Review the lines that follow and copy each one that contains the word "Accuracy".
======
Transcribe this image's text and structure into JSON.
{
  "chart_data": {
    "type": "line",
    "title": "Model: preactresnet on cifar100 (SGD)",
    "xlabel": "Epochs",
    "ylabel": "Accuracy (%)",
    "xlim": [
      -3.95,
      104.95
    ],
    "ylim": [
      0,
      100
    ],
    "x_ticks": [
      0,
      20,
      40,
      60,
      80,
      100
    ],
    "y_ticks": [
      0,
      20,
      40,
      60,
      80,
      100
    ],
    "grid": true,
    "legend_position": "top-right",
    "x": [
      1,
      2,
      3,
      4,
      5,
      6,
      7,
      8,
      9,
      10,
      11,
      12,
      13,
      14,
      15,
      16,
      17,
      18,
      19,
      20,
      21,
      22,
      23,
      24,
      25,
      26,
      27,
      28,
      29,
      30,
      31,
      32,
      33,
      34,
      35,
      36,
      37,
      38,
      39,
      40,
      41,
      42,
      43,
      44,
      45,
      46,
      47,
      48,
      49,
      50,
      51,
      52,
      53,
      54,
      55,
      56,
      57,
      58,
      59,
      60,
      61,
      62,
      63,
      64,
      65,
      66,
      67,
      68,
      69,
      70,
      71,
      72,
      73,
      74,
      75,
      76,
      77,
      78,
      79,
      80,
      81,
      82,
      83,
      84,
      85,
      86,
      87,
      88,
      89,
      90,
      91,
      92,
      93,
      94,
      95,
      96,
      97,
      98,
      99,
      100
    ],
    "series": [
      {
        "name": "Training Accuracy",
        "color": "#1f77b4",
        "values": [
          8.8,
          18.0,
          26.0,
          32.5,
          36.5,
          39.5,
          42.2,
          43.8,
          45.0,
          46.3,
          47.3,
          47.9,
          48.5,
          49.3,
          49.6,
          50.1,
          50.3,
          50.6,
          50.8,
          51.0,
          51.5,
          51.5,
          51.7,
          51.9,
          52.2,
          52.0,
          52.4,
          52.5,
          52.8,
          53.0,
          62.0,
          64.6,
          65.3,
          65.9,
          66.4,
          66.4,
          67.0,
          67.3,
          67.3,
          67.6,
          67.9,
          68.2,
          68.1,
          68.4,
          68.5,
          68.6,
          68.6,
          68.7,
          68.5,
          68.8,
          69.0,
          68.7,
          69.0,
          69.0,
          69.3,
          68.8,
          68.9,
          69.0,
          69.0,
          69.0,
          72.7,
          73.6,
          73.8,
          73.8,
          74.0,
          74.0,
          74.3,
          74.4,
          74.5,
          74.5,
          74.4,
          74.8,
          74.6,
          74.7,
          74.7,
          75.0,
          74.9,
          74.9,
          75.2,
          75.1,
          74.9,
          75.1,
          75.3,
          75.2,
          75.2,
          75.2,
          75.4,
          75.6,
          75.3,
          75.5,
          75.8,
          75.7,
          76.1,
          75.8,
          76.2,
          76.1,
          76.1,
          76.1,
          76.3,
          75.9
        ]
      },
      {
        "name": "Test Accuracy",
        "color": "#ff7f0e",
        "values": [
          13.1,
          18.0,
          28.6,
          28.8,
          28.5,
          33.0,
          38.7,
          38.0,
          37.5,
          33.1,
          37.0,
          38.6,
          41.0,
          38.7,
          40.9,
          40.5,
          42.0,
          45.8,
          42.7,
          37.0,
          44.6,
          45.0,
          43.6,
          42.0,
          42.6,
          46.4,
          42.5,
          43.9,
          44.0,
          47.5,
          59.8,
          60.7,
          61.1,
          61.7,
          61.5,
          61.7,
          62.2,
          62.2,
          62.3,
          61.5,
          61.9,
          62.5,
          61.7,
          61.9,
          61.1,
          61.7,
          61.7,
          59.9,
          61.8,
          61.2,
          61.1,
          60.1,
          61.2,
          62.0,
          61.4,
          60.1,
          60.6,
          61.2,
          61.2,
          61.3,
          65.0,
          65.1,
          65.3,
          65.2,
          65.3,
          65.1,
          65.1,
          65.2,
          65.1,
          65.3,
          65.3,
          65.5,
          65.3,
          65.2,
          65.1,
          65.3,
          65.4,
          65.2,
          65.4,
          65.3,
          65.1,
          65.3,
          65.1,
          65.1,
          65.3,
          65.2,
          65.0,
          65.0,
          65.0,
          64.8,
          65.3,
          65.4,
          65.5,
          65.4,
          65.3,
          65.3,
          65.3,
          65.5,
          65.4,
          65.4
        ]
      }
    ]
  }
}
======
### FINAL RESULT
    "ylabel": "Accuracy (%)",
        "name": "Training Accuracy",
        "name": "Test Accuracy",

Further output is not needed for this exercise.